## YOUR OBJECTIVE
Search the records for the line with "Transcribe the text in this document.". Output that line and each line after it, exactly, and stop at the end; omit pictures.

--- --- ---

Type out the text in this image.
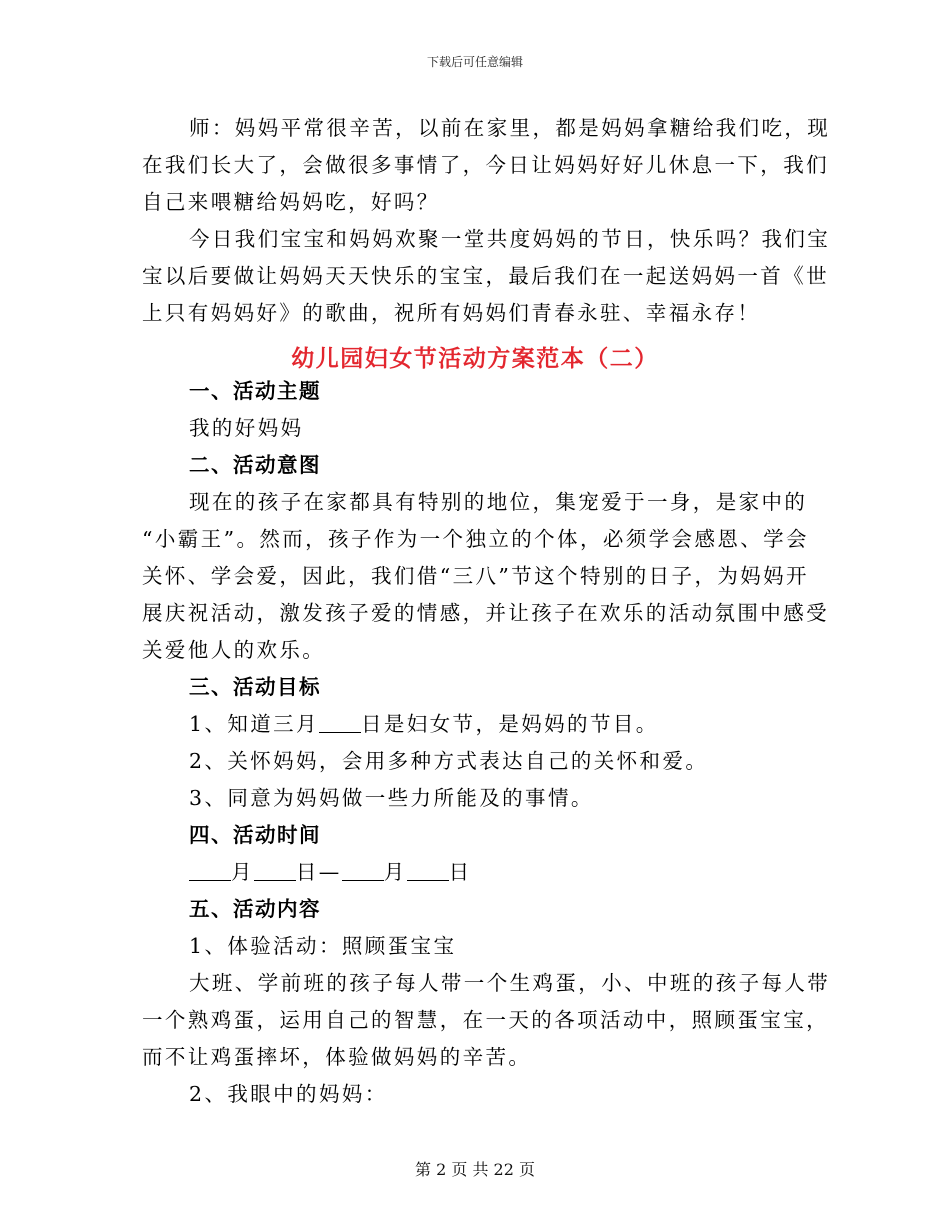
下载后可任意编辑
师：妈妈平常很辛苦，以前在家里，都是妈妈拿糖给我们吃，现
在我们长大了，会做很多事情了，今日让妈妈好好儿休息一下，我们
自己来喂糖给妈妈吃，好吗？
今日我们宝宝和妈妈欢聚一堂共度妈妈的节日，快乐吗？我们宝
宝以后要做让妈妈天天快乐的宝宝，最后我们在一起送妈妈一首《世
上只有妈妈好》的歌曲，祝所有妈妈们青春永驻、幸福永存！
幼儿园妇女节活动方案范本（二）
一、活动主题
我的好妈妈
二、活动意图
现在的孩子在家都具有特别的地位，集宠爱于一身，是家中的
“小霸王”。然而，孩子作为一个独立的个体，必须学会感恩、学会
关怀、学会爱，因此，我们借“三八”节这个特别的日子，为妈妈开
展庆祝活动，激发孩子爱的情感，并让孩子在欢乐的活动氛围中感受
关爱他人的欢乐。
三、活动目标
1、知道三月 日是妇女节，是妈妈的节目。
2、关怀妈妈，会用多种方式表达自己的关怀和爱。
3、同意为妈妈做一些力所能及的事情。
四、活动时间
月 日— 月 日
五、活动内容
1、体验活动：照顾蛋宝宝
大班、学前班的孩子每人带一个生鸡蛋，小、中班的孩子每人带
一个熟鸡蛋，运用自己的智慧，在一天的各项活动中，照顾蛋宝宝，
而不让鸡蛋摔坏，体验做妈妈的辛苦。
2、我眼中的妈妈：
第 2 页 共 22 页
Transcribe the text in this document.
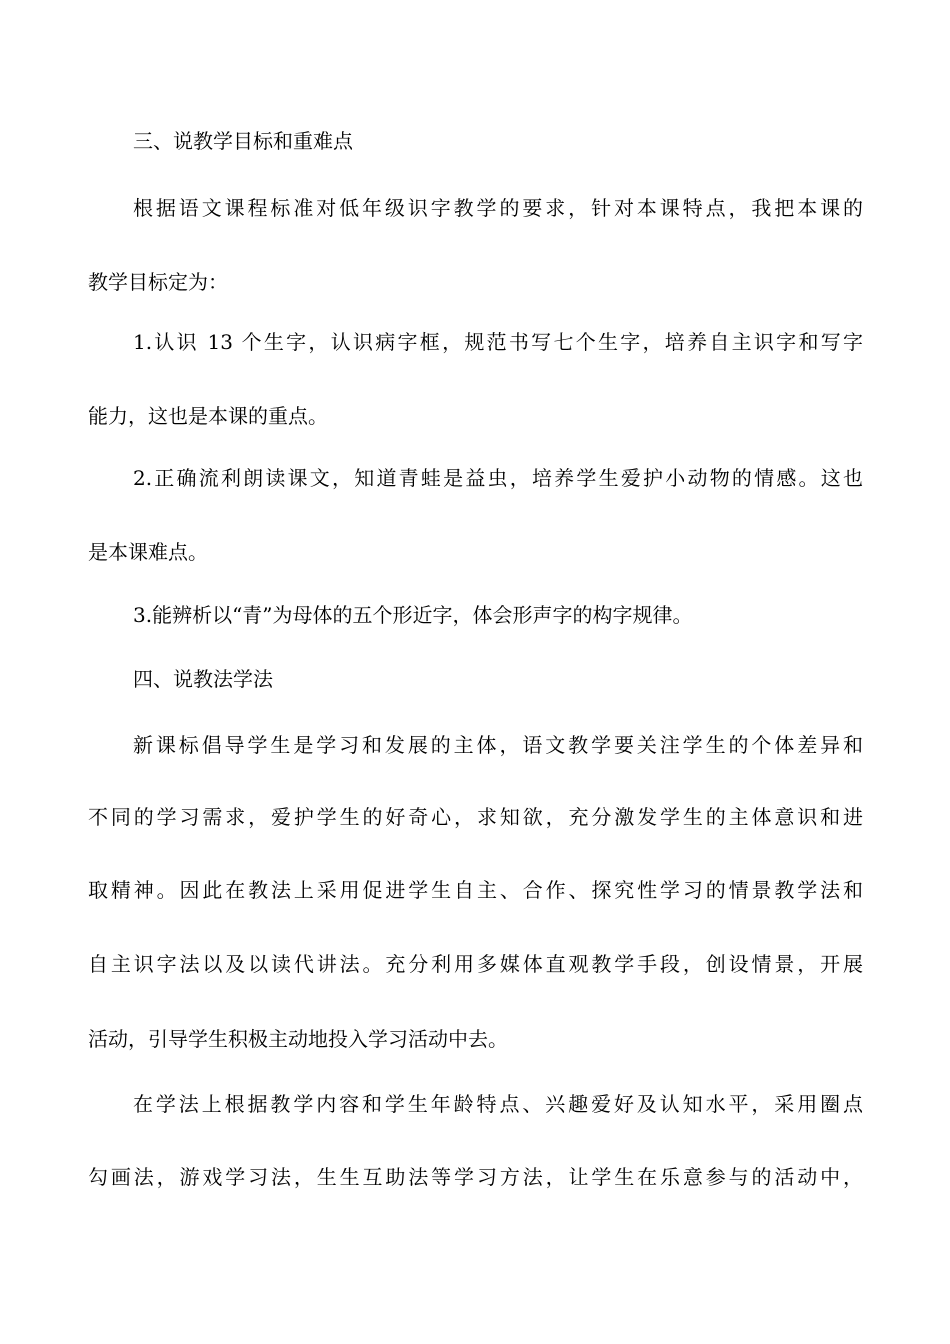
三、说教学目标和重难点

根据语文课程标准对低年级识字教学的要求，针对本课特点，我把本课的

教学目标定为：

1.认识 13 个生字，认识病字框，规范书写七个生字，培养自主识字和写字

能力，这也是本课的重点。

2.正确流利朗读课文，知道青蛙是益虫，培养学生爱护小动物的情感。这也

是本课难点。

3.能辨析以“青”为母体的五个形近字，体会形声字的构字规律。

四、说教法学法

新课标倡导学生是学习和发展的主体，语文教学要关注学生的个体差异和

不同的学习需求，爱护学生的好奇心，求知欲，充分激发学生的主体意识和进

取精神。因此在教法上采用促进学生自主、合作、探究性学习的情景教学法和

自主识字法以及以读代讲法。充分利用多媒体直观教学手段，创设情景，开展

活动，引导学生积极主动地投入学习活动中去。

在学法上根据教学内容和学生年龄特点、兴趣爱好及认知水平，采用圈点

勾画法，游戏学习法，生生互助法等学习方法，让学生在乐意参与的活动中，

--- --- ---

## REPLY
Transcribe the text in this document.
三、说教学目标和重难点

根据语文课程标准对低年级识字教学的要求，针对本课特点，我把本课的

教学目标定为：

1.认识 13 个生字，认识病字框，规范书写七个生字，培养自主识字和写字

能力，这也是本课的重点。

2.正确流利朗读课文，知道青蛙是益虫，培养学生爱护小动物的情感。这也

是本课难点。

3.能辨析以“青”为母体的五个形近字，体会形声字的构字规律。

四、说教法学法

新课标倡导学生是学习和发展的主体，语文教学要关注学生的个体差异和

不同的学习需求，爱护学生的好奇心，求知欲，充分激发学生的主体意识和进

取精神。因此在教法上采用促进学生自主、合作、探究性学习的情景教学法和

自主识字法以及以读代讲法。充分利用多媒体直观教学手段，创设情景，开展

活动，引导学生积极主动地投入学习活动中去。

在学法上根据教学内容和学生年龄特点、兴趣爱好及认知水平，采用圈点

勾画法，游戏学习法，生生互助法等学习方法，让学生在乐意参与的活动中，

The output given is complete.